■ **EXERCISE BRIEF**:
Find the word "user" in the listing; pull out each line holding it.

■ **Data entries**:
────

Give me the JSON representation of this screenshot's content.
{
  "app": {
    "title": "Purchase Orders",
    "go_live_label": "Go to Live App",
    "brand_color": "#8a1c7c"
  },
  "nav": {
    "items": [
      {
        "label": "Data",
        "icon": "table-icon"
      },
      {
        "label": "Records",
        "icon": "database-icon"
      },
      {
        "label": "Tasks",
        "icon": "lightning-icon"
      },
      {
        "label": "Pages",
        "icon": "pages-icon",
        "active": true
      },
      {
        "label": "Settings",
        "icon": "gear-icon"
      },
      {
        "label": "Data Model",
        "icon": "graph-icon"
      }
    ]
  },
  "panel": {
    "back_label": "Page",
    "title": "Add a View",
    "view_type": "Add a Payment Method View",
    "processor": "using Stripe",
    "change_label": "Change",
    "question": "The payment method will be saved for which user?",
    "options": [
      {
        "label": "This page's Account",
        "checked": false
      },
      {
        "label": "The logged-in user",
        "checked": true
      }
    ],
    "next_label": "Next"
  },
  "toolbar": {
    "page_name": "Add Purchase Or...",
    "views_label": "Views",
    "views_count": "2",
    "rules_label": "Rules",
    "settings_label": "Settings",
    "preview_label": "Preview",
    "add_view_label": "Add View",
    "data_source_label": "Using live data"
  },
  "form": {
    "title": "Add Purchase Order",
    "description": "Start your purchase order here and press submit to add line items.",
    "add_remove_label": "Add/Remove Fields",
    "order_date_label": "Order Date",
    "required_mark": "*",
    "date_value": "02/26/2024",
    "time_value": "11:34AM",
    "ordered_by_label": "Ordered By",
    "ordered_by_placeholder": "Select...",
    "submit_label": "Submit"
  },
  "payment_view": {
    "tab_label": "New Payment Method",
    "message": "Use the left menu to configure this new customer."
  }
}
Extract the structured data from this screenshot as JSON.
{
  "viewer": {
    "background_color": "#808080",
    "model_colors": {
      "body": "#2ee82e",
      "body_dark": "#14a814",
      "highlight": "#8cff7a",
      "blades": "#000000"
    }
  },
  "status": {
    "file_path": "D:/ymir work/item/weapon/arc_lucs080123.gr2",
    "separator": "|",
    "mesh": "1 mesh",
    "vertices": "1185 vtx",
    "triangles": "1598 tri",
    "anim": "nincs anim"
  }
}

────

■ **EXERCISE OUTPUT**:
    "question": "The payment method will be saved for which user?",
        "label": "The logged-in user",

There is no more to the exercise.